BRIEF | Every entry must be given again exactly.

RECORDS FOR THE TASK |
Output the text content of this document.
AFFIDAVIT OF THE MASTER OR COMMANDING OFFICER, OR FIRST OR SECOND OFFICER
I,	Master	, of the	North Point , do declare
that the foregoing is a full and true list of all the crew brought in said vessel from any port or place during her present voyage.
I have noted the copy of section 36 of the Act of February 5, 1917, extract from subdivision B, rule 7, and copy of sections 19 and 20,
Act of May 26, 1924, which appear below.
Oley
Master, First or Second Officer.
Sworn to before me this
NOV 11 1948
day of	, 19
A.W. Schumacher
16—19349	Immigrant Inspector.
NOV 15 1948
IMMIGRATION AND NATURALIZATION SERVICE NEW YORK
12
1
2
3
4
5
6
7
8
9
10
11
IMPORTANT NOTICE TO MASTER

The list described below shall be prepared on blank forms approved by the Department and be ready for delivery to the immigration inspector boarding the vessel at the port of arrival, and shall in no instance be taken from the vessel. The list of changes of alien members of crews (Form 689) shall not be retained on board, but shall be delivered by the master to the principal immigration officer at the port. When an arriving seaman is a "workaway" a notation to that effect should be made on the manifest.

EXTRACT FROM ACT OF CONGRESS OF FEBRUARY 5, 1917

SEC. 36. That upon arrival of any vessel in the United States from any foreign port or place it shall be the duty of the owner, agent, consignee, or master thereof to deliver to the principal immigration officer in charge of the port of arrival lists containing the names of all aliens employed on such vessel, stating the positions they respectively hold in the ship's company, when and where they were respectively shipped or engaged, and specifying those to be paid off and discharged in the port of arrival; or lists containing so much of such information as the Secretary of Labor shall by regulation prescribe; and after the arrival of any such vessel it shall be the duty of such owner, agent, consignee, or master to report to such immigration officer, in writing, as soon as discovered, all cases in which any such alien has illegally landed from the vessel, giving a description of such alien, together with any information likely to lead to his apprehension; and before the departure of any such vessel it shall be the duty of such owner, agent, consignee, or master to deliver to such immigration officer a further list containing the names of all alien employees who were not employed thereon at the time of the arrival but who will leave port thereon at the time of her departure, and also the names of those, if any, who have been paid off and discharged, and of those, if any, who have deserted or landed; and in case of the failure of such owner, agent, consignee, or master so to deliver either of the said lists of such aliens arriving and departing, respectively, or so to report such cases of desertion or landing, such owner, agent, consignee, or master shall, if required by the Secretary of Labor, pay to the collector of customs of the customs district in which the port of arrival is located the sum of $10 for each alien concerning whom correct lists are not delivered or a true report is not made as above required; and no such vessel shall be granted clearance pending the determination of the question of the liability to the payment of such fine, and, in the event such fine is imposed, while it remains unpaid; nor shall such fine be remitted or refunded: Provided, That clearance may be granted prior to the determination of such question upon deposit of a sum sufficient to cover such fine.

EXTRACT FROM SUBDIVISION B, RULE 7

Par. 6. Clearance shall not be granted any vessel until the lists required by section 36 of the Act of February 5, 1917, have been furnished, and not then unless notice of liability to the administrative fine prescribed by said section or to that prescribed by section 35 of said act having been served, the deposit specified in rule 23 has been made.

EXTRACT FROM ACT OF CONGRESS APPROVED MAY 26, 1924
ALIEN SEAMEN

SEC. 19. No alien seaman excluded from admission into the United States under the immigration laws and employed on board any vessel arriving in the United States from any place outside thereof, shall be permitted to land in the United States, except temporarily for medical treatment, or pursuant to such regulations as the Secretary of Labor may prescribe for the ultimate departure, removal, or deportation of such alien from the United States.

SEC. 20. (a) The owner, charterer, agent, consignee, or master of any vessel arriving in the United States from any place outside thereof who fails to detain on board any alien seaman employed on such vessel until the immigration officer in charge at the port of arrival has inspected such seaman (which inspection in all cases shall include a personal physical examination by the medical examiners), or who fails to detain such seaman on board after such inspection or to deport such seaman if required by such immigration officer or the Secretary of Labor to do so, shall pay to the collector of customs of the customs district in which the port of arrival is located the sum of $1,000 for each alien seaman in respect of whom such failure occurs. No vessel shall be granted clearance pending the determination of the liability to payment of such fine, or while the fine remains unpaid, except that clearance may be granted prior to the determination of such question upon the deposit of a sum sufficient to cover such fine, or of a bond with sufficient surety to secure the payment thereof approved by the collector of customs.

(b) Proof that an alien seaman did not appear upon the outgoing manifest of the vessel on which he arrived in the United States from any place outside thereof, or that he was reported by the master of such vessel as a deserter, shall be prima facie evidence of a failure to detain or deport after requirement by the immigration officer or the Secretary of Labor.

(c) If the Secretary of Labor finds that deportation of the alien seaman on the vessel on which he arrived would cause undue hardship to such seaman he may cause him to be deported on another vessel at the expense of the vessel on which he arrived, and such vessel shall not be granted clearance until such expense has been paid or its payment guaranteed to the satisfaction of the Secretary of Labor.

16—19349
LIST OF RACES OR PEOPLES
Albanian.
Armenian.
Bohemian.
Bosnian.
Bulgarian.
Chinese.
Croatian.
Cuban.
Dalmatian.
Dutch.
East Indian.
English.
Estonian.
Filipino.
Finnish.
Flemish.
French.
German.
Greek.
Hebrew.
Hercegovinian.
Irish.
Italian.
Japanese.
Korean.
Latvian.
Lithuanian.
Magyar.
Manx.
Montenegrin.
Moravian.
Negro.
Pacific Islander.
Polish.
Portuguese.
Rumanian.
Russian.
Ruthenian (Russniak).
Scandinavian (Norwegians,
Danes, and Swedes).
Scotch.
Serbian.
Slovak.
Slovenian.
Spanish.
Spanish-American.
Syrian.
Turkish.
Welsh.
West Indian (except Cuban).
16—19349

FULL RESPONSE |
Output the text content of this document.
AFFIDAVIT OF THE MASTER OR COMMANDING OFFICER, OR FIRST OR SECOND OFFICER
I,	Master	, of the	North Point , do declare
that the foregoing is a full and true list of all the crew brought in said vessel from any port or place during her present voyage.
I have noted the copy of section 36 of the Act of February 5, 1917, extract from subdivision B, rule 7, and copy of sections 19 and 20,
Act of May 26, 1924, which appear below.
Oley
Master, First or Second Officer.
Sworn to before me this
NOV 11 1948
day of	, 19
A.W. Schumacher
16—19349	Immigrant Inspector.
NOV 15 1948
IMMIGRATION AND NATURALIZATION SERVICE NEW YORK
12
1
2
3
4
5
6
7
8
9
10
11
IMPORTANT NOTICE TO MASTER

The list described below shall be prepared on blank forms approved by the Department and be ready for delivery to the immigration inspector boarding the vessel at the port of arrival, and shall in no instance be taken from the vessel. The list of changes of alien members of crews (Form 689) shall not be retained on board, but shall be delivered by the master to the principal immigration officer at the port. When an arriving seaman is a "workaway" a notation to that effect should be made on the manifest.

EXTRACT FROM ACT OF CONGRESS OF FEBRUARY 5, 1917

SEC. 36. That upon arrival of any vessel in the United States from any foreign port or place it shall be the duty of the owner, agent, consignee, or master thereof to deliver to the principal immigration officer in charge of the port of arrival lists containing the names of all aliens employed on such vessel, stating the positions they respectively hold in the ship's company, when and where they were respectively shipped or engaged, and specifying those to be paid off and discharged in the port of arrival; or lists containing so much of such information as the Secretary of Labor shall by regulation prescribe; and after the arrival of any such vessel it shall be the duty of such owner, agent, consignee, or master to report to such immigration officer, in writing, as soon as discovered, all cases in which any such alien has illegally landed from the vessel, giving a description of such alien, together with any information likely to lead to his apprehension; and before the departure of any such vessel it shall be the duty of such owner, agent, consignee, or master to deliver to such immigration officer a further list containing the names of all alien employees who were not employed thereon at the time of the arrival but who will leave port thereon at the time of her departure, and also the names of those, if any, who have been paid off and discharged, and of those, if any, who have deserted or landed; and in case of the failure of such owner, agent, consignee, or master so to deliver either of the said lists of such aliens arriving and departing, respectively, or so to report such cases of desertion or landing, such owner, agent, consignee, or master shall, if required by the Secretary of Labor, pay to the collector of customs of the customs district in which the port of arrival is located the sum of $10 for each alien concerning whom correct lists are not delivered or a true report is not made as above required; and no such vessel shall be granted clearance pending the determination of the question of the liability to the payment of such fine, and, in the event such fine is imposed, while it remains unpaid; nor shall such fine be remitted or refunded: Provided, That clearance may be granted prior to the determination of such question upon deposit of a sum sufficient to cover such fine.

EXTRACT FROM SUBDIVISION B, RULE 7

Par. 6. Clearance shall not be granted any vessel until the lists required by section 36 of the Act of February 5, 1917, have been furnished, and not then unless notice of liability to the administrative fine prescribed by said section or to that prescribed by section 35 of said act having been served, the deposit specified in rule 23 has been made.

EXTRACT FROM ACT OF CONGRESS APPROVED MAY 26, 1924
ALIEN SEAMEN

SEC. 19. No alien seaman excluded from admission into the United States under the immigration laws and employed on board any vessel arriving in the United States from any place outside thereof, shall be permitted to land in the United States, except temporarily for medical treatment, or pursuant to such regulations as the Secretary of Labor may prescribe for the ultimate departure, removal, or deportation of such alien from the United States.

SEC. 20. (a) The owner, charterer, agent, consignee, or master of any vessel arriving in the United States from any place outside thereof who fails to detain on board any alien seaman employed on such vessel until the immigration officer in charge at the port of arrival has inspected such seaman (which inspection in all cases shall include a personal physical examination by the medical examiners), or who fails to detain such seaman on board after such inspection or to deport such seaman if required by such immigration officer or the Secretary of Labor to do so, shall pay to the collector of customs of the customs district in which the port of arrival is located the sum of $1,000 for each alien seaman in respect of whom such failure occurs. No vessel shall be granted clearance pending the determination of the liability to payment of such fine, or while the fine remains unpaid, except that clearance may be granted prior to the determination of such question upon the deposit of a sum sufficient to cover such fine, or of a bond with sufficient surety to secure the payment thereof approved by the collector of customs.

(b) Proof that an alien seaman did not appear upon the outgoing manifest of the vessel on which he arrived in the United States from any place outside thereof, or that he was reported by the master of such vessel as a deserter, shall be prima facie evidence of a failure to detain or deport after requirement by the immigration officer or the Secretary of Labor.

(c) If the Secretary of Labor finds that deportation of the alien seaman on the vessel on which he arrived would cause undue hardship to such seaman he may cause him to be deported on another vessel at the expense of the vessel on which he arrived, and such vessel shall not be granted clearance until such expense has been paid or its payment guaranteed to the satisfaction of the Secretary of Labor.

16—19349
LIST OF RACES OR PEOPLES
Albanian.
Armenian.
Bohemian.
Bosnian.
Bulgarian.
Chinese.
Croatian.
Cuban.
Dalmatian.
Dutch.
East Indian.
English.
Estonian.
Filipino.
Finnish.
Flemish.
French.
German.
Greek.
Hebrew.
Hercegovinian.
Irish.
Italian.
Japanese.
Korean.
Latvian.
Lithuanian.
Magyar.
Manx.
Montenegrin.
Moravian.
Negro.
Pacific Islander.
Polish.
Portuguese.
Rumanian.
Russian.
Ruthenian (Russniak).
Scandinavian (Norwegians,
Danes, and Swedes).
Scotch.
Serbian.
Slovak.
Slovenian.
Spanish.
Spanish-American.
Syrian.
Turkish.
Welsh.
West Indian (except Cuban).
16—19349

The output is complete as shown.